» **TASK DATA**:
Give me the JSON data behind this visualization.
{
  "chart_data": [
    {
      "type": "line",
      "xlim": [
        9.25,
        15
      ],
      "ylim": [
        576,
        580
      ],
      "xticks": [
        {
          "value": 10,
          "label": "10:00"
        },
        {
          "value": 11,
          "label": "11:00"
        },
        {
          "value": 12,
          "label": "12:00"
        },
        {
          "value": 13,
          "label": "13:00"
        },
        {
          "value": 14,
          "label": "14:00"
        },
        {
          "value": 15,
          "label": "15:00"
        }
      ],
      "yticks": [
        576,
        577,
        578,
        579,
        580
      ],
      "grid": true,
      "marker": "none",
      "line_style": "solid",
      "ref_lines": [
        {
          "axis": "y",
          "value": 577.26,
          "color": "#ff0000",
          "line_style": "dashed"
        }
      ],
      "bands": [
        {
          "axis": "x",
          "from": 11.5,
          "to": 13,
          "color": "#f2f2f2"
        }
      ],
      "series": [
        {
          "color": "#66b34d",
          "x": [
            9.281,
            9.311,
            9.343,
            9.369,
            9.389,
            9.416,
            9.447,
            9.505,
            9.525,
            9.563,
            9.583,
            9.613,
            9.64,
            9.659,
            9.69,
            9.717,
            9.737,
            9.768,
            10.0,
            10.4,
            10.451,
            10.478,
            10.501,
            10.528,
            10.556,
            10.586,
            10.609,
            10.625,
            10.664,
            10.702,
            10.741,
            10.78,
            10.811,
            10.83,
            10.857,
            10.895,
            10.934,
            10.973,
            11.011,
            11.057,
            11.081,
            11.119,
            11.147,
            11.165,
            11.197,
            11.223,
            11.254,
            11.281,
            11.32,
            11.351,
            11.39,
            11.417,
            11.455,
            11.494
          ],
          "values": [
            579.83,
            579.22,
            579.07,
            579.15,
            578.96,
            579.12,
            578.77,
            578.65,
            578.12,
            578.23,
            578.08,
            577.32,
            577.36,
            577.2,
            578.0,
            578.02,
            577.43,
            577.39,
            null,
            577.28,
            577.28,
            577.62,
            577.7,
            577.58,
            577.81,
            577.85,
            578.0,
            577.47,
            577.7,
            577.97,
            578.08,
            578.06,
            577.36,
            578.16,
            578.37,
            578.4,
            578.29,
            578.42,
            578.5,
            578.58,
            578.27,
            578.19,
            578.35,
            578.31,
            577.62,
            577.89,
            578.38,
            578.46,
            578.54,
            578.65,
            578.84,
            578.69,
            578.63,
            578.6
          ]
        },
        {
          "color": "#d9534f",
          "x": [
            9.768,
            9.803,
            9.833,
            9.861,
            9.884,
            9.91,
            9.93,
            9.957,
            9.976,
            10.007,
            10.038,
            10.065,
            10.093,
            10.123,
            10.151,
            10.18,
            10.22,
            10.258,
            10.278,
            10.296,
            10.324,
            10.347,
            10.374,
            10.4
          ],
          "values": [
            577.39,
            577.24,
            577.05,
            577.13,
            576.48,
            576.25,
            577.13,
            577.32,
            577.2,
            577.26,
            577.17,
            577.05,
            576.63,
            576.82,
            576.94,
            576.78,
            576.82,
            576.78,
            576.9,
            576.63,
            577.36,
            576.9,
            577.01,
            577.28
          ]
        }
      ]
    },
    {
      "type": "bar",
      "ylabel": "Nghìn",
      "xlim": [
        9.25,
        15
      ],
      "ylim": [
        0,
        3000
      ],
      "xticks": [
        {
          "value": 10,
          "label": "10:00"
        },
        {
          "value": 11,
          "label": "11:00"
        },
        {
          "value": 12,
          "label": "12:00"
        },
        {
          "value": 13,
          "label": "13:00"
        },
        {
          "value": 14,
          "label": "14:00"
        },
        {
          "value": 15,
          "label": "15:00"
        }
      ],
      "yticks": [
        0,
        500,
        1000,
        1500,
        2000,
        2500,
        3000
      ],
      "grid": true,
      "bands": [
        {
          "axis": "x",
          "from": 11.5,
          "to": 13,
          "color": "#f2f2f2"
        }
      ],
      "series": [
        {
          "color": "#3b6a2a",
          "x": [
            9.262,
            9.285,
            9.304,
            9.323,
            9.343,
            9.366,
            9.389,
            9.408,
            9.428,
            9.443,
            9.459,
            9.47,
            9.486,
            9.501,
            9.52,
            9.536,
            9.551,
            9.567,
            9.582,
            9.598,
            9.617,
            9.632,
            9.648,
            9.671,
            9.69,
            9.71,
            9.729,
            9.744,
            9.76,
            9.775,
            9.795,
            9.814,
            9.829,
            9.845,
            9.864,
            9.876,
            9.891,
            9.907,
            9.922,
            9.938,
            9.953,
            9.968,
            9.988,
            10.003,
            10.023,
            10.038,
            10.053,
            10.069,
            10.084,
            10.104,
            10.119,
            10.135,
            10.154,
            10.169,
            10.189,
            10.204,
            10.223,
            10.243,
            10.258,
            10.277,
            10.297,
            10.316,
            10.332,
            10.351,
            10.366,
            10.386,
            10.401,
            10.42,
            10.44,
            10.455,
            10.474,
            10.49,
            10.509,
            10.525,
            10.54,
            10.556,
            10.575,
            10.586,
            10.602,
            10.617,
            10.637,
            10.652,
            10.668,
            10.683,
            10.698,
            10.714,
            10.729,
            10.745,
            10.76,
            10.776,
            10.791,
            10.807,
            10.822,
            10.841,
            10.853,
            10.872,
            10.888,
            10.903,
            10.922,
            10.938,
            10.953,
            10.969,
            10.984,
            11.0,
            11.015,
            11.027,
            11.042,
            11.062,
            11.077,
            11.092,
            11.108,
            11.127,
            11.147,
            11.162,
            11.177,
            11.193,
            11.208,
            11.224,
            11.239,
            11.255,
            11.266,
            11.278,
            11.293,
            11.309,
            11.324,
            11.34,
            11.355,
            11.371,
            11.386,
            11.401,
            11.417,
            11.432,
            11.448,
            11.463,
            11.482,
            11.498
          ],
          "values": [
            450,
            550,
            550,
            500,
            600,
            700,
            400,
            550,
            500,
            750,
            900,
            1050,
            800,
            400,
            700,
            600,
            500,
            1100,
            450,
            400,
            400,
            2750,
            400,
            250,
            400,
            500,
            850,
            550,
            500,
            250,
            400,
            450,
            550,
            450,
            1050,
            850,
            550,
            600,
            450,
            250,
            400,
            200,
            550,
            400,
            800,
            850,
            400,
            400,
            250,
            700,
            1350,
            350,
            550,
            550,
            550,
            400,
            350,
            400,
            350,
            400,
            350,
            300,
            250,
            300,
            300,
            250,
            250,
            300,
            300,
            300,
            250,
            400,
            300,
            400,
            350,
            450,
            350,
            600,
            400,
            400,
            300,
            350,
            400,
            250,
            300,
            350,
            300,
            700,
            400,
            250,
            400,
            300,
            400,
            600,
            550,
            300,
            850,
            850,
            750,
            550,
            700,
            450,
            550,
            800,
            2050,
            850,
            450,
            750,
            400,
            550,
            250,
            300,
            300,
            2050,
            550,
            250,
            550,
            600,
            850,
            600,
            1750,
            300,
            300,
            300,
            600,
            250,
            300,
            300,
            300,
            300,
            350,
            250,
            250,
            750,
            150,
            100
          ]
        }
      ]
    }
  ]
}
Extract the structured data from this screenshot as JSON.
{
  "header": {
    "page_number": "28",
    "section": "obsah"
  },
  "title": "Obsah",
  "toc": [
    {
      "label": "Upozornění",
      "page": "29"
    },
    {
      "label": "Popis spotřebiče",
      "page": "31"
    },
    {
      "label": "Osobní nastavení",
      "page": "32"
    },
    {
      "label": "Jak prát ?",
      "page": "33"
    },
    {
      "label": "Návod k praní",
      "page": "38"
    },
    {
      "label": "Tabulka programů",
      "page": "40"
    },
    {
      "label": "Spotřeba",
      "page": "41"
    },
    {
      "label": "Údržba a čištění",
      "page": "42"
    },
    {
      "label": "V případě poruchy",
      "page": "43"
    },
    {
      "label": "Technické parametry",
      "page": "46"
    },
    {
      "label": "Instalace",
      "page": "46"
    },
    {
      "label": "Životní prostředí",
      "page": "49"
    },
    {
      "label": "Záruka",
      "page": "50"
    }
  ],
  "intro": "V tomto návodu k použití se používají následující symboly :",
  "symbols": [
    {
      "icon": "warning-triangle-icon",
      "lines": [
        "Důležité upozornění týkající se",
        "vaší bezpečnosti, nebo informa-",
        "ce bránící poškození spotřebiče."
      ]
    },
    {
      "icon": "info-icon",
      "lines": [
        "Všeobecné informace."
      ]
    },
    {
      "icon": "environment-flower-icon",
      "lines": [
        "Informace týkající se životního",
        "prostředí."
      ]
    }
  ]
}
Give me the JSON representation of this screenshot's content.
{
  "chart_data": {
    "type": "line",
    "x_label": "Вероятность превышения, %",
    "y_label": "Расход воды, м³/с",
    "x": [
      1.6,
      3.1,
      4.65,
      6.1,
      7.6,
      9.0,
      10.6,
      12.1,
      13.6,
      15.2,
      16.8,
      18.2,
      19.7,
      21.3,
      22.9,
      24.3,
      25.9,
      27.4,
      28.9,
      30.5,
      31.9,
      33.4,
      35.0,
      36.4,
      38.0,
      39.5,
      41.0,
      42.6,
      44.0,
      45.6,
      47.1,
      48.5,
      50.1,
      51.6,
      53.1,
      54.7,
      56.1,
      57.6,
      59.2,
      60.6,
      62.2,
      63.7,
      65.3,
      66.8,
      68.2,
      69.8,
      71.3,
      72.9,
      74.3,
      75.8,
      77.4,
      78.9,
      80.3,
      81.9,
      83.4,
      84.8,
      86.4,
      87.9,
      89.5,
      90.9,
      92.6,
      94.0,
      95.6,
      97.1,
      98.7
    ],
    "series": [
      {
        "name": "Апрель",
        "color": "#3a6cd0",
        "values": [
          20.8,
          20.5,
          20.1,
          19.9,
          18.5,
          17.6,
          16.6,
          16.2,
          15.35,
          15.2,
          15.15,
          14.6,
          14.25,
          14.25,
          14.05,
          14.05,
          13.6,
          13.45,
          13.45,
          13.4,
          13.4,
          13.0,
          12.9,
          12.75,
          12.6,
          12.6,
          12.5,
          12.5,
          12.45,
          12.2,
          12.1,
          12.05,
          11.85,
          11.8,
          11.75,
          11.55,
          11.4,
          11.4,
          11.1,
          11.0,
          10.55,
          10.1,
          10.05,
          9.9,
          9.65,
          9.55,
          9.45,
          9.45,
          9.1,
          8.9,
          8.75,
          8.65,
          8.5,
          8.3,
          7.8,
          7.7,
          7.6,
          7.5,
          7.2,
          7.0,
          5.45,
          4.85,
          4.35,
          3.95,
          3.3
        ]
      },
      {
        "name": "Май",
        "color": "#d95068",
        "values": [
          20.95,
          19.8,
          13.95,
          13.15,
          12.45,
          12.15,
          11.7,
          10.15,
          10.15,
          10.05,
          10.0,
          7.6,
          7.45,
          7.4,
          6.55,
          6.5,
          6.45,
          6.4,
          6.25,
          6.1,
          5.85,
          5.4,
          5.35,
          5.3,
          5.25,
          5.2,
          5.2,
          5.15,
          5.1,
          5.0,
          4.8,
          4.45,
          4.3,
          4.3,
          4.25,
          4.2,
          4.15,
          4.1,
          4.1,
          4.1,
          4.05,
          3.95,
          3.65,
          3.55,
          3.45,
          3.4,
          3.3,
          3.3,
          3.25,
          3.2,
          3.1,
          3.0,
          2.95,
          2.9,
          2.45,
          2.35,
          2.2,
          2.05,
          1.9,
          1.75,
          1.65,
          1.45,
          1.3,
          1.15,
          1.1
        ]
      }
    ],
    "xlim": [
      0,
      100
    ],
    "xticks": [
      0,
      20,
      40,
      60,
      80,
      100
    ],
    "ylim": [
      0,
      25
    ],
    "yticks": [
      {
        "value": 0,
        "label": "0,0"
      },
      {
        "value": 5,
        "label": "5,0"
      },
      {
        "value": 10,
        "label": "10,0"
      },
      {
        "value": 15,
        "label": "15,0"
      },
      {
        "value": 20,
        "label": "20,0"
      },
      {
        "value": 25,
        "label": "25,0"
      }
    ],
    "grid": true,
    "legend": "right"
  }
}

» **YOUR INSTRUCTIONS**:
Gather and copy every line of the data in which the string "this" is found.

» **FULL ANSWER**:
Give me the JSON data behind this visualization.
Extract the structured data from this screenshot as JSON.
Give me the JSON representation of this screenshot's content.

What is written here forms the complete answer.